## Raw records
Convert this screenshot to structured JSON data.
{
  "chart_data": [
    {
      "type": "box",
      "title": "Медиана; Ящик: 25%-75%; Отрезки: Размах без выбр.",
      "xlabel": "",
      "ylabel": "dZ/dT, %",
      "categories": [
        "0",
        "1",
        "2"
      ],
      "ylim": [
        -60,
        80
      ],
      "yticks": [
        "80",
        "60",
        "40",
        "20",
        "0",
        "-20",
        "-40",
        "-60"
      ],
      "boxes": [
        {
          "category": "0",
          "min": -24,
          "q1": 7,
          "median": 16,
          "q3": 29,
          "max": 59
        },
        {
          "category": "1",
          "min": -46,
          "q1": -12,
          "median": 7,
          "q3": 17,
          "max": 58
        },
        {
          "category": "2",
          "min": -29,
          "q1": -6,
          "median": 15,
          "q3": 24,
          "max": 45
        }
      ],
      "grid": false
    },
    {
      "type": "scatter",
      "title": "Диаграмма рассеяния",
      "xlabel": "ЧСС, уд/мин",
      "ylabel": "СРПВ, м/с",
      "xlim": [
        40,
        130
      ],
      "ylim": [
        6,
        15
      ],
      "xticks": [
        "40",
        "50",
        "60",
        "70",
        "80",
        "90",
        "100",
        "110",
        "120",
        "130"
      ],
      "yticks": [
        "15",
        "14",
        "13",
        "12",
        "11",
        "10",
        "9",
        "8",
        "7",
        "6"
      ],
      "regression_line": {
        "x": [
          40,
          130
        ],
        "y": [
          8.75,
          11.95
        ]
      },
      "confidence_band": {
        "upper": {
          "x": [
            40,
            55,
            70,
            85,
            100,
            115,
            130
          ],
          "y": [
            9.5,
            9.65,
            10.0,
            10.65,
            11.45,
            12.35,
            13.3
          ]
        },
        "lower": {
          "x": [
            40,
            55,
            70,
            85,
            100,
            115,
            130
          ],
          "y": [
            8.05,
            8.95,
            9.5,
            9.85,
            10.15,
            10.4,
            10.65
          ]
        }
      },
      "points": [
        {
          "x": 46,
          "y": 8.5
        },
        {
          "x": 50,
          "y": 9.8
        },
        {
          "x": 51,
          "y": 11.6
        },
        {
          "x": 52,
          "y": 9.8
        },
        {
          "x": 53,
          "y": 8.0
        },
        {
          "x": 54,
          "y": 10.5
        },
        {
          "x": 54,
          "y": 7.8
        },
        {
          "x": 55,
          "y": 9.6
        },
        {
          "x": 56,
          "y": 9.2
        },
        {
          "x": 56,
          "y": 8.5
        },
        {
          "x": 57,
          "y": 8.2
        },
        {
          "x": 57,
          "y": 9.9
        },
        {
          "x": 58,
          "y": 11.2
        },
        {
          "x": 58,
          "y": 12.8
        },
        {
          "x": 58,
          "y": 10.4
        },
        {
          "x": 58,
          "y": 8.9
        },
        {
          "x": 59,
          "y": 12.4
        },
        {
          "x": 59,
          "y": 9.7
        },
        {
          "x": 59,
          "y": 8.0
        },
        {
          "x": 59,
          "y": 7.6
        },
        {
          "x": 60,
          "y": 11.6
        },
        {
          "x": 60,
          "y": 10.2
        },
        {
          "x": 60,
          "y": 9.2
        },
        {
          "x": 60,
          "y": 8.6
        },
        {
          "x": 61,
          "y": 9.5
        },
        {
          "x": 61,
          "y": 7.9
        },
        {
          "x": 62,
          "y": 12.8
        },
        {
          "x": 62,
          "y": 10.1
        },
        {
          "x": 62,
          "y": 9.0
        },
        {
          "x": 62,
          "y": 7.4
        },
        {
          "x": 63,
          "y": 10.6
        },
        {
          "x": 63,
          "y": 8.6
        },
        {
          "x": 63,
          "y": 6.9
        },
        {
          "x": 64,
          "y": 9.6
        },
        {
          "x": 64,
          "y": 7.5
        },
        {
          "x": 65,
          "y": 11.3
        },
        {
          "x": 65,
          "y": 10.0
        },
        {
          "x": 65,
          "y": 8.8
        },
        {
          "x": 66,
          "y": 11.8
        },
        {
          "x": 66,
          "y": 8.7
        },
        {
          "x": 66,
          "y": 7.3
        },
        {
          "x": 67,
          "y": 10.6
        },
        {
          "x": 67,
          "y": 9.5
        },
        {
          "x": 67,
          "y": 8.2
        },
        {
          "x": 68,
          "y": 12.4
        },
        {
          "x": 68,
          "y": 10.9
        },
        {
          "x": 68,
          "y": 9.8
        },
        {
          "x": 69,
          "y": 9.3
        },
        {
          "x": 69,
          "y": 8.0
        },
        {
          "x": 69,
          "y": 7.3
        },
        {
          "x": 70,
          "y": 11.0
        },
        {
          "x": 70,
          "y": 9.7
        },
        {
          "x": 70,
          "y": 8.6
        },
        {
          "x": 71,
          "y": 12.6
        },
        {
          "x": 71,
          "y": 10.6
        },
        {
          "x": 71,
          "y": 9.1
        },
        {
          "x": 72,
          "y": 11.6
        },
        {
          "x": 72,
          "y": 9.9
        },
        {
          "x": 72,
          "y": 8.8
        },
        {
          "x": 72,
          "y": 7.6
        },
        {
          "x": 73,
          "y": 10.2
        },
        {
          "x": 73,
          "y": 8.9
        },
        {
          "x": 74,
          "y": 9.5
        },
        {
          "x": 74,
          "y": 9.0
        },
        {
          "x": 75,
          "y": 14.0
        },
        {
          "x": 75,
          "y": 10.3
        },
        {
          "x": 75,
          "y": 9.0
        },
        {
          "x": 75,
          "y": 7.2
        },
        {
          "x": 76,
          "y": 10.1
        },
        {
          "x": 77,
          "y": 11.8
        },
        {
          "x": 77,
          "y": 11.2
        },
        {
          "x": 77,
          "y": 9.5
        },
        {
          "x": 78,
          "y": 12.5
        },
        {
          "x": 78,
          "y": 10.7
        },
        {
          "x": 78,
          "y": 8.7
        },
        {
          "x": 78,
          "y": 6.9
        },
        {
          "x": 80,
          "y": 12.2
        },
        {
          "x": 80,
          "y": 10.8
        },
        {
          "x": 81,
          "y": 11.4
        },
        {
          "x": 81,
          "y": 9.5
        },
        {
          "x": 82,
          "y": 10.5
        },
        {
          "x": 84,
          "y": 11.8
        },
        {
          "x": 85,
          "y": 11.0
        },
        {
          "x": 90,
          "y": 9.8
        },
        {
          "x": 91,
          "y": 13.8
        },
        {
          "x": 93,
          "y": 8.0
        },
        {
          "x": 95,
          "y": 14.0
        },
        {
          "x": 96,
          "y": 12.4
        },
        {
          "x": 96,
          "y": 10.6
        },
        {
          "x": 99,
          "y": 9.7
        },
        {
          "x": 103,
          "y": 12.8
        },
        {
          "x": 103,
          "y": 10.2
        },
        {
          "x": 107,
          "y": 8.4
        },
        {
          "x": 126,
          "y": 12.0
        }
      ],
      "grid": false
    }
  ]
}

## Your goal
Reproduce each entry above exactly, keeping every word.

## Response to the task
Convert this screenshot to structured JSON data.
{
  "chart_data": [
    {
      "type": "box",
      "title": "Медиана; Ящик: 25%-75%; Отрезки: Размах без выбр.",
      "xlabel": "",
      "ylabel": "dZ/dT, %",
      "categories": [
        "0",
        "1",
        "2"
      ],
      "ylim": [
        -60,
        80
      ],
      "yticks": [
        "80",
        "60",
        "40",
        "20",
        "0",
        "-20",
        "-40",
        "-60"
      ],
      "boxes": [
        {
          "category": "0",
          "min": -24,
          "q1": 7,
          "median": 16,
          "q3": 29,
          "max": 59
        },
        {
          "category": "1",
          "min": -46,
          "q1": -12,
          "median": 7,
          "q3": 17,
          "max": 58
        },
        {
          "category": "2",
          "min": -29,
          "q1": -6,
          "median": 15,
          "q3": 24,
          "max": 45
        }
      ],
      "grid": false
    },
    {
      "type": "scatter",
      "title": "Диаграмма рассеяния",
      "xlabel": "ЧСС, уд/мин",
      "ylabel": "СРПВ, м/с",
      "xlim": [
        40,
        130
      ],
      "ylim": [
        6,
        15
      ],
      "xticks": [
        "40",
        "50",
        "60",
        "70",
        "80",
        "90",
        "100",
        "110",
        "120",
        "130"
      ],
      "yticks": [
        "15",
        "14",
        "13",
        "12",
        "11",
        "10",
        "9",
        "8",
        "7",
        "6"
      ],
      "regression_line": {
        "x": [
          40,
          130
        ],
        "y": [
          8.75,
          11.95
        ]
      },
      "confidence_band": {
        "upper": {
          "x": [
            40,
            55,
            70,
            85,
            100,
            115,
            130
          ],
          "y": [
            9.5,
            9.65,
            10.0,
            10.65,
            11.45,
            12.35,
            13.3
          ]
        },
        "lower": {
          "x": [
            40,
            55,
            70,
            85,
            100,
            115,
            130
          ],
          "y": [
            8.05,
            8.95,
            9.5,
            9.85,
            10.15,
            10.4,
            10.65
          ]
        }
      },
      "points": [
        {
          "x": 46,
          "y": 8.5
        },
        {
          "x": 50,
          "y": 9.8
        },
        {
          "x": 51,
          "y": 11.6
        },
        {
          "x": 52,
          "y": 9.8
        },
        {
          "x": 53,
          "y": 8.0
        },
        {
          "x": 54,
          "y": 10.5
        },
        {
          "x": 54,
          "y": 7.8
        },
        {
          "x": 55,
          "y": 9.6
        },
        {
          "x": 56,
          "y": 9.2
        },
        {
          "x": 56,
          "y": 8.5
        },
        {
          "x": 57,
          "y": 8.2
        },
        {
          "x": 57,
          "y": 9.9
        },
        {
          "x": 58,
          "y": 11.2
        },
        {
          "x": 58,
          "y": 12.8
        },
        {
          "x": 58,
          "y": 10.4
        },
        {
          "x": 58,
          "y": 8.9
        },
        {
          "x": 59,
          "y": 12.4
        },
        {
          "x": 59,
          "y": 9.7
        },
        {
          "x": 59,
          "y": 8.0
        },
        {
          "x": 59,
          "y": 7.6
        },
        {
          "x": 60,
          "y": 11.6
        },
        {
          "x": 60,
          "y": 10.2
        },
        {
          "x": 60,
          "y": 9.2
        },
        {
          "x": 60,
          "y": 8.6
        },
        {
          "x": 61,
          "y": 9.5
        },
        {
          "x": 61,
          "y": 7.9
        },
        {
          "x": 62,
          "y": 12.8
        },
        {
          "x": 62,
          "y": 10.1
        },
        {
          "x": 62,
          "y": 9.0
        },
        {
          "x": 62,
          "y": 7.4
        },
        {
          "x": 63,
          "y": 10.6
        },
        {
          "x": 63,
          "y": 8.6
        },
        {
          "x": 63,
          "y": 6.9
        },
        {
          "x": 64,
          "y": 9.6
        },
        {
          "x": 64,
          "y": 7.5
        },
        {
          "x": 65,
          "y": 11.3
        },
        {
          "x": 65,
          "y": 10.0
        },
        {
          "x": 65,
          "y": 8.8
        },
        {
          "x": 66,
          "y": 11.8
        },
        {
          "x": 66,
          "y": 8.7
        },
        {
          "x": 66,
          "y": 7.3
        },
        {
          "x": 67,
          "y": 10.6
        },
        {
          "x": 67,
          "y": 9.5
        },
        {
          "x": 67,
          "y": 8.2
        },
        {
          "x": 68,
          "y": 12.4
        },
        {
          "x": 68,
          "y": 10.9
        },
        {
          "x": 68,
          "y": 9.8
        },
        {
          "x": 69,
          "y": 9.3
        },
        {
          "x": 69,
          "y": 8.0
        },
        {
          "x": 69,
          "y": 7.3
        },
        {
          "x": 70,
          "y": 11.0
        },
        {
          "x": 70,
          "y": 9.7
        },
        {
          "x": 70,
          "y": 8.6
        },
        {
          "x": 71,
          "y": 12.6
        },
        {
          "x": 71,
          "y": 10.6
        },
        {
          "x": 71,
          "y": 9.1
        },
        {
          "x": 72,
          "y": 11.6
        },
        {
          "x": 72,
          "y": 9.9
        },
        {
          "x": 72,
          "y": 8.8
        },
        {
          "x": 72,
          "y": 7.6
        },
        {
          "x": 73,
          "y": 10.2
        },
        {
          "x": 73,
          "y": 8.9
        },
        {
          "x": 74,
          "y": 9.5
        },
        {
          "x": 74,
          "y": 9.0
        },
        {
          "x": 75,
          "y": 14.0
        },
        {
          "x": 75,
          "y": 10.3
        },
        {
          "x": 75,
          "y": 9.0
        },
        {
          "x": 75,
          "y": 7.2
        },
        {
          "x": 76,
          "y": 10.1
        },
        {
          "x": 77,
          "y": 11.8
        },
        {
          "x": 77,
          "y": 11.2
        },
        {
          "x": 77,
          "y": 9.5
        },
        {
          "x": 78,
          "y": 12.5
        },
        {
          "x": 78,
          "y": 10.7
        },
        {
          "x": 78,
          "y": 8.7
        },
        {
          "x": 78,
          "y": 6.9
        },
        {
          "x": 80,
          "y": 12.2
        },
        {
          "x": 80,
          "y": 10.8
        },
        {
          "x": 81,
          "y": 11.4
        },
        {
          "x": 81,
          "y": 9.5
        },
        {
          "x": 82,
          "y": 10.5
        },
        {
          "x": 84,
          "y": 11.8
        },
        {
          "x": 85,
          "y": 11.0
        },
        {
          "x": 90,
          "y": 9.8
        },
        {
          "x": 91,
          "y": 13.8
        },
        {
          "x": 93,
          "y": 8.0
        },
        {
          "x": 95,
          "y": 14.0
        },
        {
          "x": 96,
          "y": 12.4
        },
        {
          "x": 96,
          "y": 10.6
        },
        {
          "x": 99,
          "y": 9.7
        },
        {
          "x": 103,
          "y": 12.8
        },
        {
          "x": 103,
          "y": 10.2
        },
        {
          "x": 107,
          "y": 8.4
        },
        {
          "x": 126,
          "y": 12.0
        }
      ],
      "grid": false
    }
  ]
}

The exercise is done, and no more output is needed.